▶ **Exercise goal**
Below are entries. Pull out all lines containing "الداخلي".

***** Exercise input

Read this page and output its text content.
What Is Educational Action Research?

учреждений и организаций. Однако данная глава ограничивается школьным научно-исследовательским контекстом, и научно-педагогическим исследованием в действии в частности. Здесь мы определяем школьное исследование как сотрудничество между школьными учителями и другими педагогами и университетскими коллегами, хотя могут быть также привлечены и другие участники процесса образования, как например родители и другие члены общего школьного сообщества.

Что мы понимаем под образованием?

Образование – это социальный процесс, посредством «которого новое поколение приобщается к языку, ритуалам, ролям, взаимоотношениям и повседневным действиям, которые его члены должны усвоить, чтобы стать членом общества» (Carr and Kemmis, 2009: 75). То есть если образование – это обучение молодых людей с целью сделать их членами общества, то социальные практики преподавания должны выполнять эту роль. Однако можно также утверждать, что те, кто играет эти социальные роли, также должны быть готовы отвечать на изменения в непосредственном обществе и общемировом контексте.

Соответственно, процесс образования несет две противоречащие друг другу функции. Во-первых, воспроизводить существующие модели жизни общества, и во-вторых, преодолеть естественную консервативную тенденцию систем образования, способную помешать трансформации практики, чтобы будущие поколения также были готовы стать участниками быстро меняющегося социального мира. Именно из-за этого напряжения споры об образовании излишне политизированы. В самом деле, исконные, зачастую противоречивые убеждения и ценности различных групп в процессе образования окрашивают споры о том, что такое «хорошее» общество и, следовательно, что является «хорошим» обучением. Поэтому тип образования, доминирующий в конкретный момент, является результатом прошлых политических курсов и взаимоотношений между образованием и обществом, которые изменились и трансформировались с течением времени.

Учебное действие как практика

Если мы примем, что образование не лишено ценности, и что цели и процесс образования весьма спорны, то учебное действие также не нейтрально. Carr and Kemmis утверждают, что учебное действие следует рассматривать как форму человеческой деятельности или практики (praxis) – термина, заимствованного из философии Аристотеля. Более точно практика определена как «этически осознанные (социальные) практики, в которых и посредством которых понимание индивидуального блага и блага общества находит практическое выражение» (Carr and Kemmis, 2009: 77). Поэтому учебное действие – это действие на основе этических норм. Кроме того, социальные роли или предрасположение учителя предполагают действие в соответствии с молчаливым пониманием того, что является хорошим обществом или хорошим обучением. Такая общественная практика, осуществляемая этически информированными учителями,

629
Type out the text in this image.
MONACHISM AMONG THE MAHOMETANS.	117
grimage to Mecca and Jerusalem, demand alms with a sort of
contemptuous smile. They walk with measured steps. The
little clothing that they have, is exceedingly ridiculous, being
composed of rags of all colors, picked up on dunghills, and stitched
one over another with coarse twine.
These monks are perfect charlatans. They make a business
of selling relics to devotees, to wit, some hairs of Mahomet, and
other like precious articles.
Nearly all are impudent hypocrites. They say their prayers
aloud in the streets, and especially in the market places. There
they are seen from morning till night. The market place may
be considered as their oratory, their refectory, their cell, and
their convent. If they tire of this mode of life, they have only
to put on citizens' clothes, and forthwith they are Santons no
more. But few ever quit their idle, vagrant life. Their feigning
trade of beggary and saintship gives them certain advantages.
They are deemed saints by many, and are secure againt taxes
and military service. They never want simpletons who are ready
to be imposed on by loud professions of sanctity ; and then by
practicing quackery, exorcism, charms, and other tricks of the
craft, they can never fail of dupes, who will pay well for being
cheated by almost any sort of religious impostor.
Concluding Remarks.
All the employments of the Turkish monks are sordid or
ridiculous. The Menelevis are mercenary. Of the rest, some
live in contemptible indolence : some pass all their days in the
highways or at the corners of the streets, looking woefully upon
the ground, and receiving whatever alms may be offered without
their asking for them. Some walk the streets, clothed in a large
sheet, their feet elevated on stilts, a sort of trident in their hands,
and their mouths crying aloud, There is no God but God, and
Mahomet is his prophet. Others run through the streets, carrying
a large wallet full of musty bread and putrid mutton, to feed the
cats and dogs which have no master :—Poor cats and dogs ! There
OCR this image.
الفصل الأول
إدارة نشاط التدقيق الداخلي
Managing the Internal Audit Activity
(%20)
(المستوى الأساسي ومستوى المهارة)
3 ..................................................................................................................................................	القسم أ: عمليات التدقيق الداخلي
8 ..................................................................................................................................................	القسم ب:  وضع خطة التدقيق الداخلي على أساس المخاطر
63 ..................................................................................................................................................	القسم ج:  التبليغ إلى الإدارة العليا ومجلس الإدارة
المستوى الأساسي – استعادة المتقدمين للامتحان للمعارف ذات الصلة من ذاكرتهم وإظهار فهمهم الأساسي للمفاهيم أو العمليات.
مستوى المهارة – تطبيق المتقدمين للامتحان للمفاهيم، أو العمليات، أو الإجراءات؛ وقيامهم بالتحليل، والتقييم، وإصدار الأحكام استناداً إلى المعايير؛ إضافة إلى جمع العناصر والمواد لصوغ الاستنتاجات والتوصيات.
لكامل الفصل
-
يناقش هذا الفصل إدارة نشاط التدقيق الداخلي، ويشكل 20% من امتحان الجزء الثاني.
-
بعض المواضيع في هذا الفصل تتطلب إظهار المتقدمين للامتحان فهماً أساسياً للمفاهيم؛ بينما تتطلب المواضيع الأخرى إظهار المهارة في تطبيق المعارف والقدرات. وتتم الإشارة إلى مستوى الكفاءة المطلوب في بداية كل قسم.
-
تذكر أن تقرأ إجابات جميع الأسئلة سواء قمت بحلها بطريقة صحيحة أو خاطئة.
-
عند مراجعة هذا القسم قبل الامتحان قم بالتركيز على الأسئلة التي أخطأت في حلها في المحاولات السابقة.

**********

▶ **Response below**
إدارة نشاط التدقيق الداخلي
3 ..................................................................................................................................................	القسم أ: عمليات التدقيق الداخلي
8 ..................................................................................................................................................	القسم ب:  وضع خطة التدقيق الداخلي على أساس المخاطر
يناقش هذا الفصل إدارة نشاط التدقيق الداخلي، ويشكل 20% من امتحان الجزء الثاني.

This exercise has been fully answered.